++++ DATA SUPPLIED
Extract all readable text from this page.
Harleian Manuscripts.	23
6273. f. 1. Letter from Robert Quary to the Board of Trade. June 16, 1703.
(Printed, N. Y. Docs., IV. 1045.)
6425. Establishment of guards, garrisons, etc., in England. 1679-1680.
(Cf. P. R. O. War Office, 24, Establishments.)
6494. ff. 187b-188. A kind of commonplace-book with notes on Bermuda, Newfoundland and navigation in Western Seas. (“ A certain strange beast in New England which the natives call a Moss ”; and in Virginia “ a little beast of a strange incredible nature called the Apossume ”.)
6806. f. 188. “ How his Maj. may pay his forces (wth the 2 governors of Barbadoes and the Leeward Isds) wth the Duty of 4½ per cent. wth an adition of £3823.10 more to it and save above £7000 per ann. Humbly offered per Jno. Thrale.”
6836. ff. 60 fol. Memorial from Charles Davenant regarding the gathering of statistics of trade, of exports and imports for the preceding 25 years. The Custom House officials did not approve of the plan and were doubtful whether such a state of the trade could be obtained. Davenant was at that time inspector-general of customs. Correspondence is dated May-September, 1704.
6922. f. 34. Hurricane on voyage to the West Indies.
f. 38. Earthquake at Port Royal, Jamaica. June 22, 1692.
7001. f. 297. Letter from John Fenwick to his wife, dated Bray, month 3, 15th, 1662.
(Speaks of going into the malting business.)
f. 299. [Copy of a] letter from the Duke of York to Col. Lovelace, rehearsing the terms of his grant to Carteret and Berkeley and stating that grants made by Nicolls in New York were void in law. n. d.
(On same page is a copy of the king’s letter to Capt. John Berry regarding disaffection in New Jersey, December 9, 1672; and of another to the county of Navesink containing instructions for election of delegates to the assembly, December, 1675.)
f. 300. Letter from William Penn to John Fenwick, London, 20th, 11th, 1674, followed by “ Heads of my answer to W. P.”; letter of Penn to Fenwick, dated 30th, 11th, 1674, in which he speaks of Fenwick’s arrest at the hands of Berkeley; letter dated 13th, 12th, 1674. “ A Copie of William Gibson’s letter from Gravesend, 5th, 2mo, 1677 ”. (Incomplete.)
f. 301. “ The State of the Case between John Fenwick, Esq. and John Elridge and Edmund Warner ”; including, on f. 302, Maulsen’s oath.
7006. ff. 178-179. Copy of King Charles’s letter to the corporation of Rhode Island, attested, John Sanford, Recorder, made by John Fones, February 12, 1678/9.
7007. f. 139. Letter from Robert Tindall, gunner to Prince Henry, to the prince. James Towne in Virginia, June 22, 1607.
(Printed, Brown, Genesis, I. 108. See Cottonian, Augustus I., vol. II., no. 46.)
++++++++
▸ WHAT IS NEEDED
Filter these records, keeping every line where the word "page" occurs.

▸ SOLUTION TO THE EXERCISE
Extract all readable text from this page.
(On same page is a copy of the king’s letter to Capt. John Berry regarding disaffection in New Jersey, December 9, 1672; and of another to the county of Navesink containing instructions for election of delegates to the assembly, December, 1675.)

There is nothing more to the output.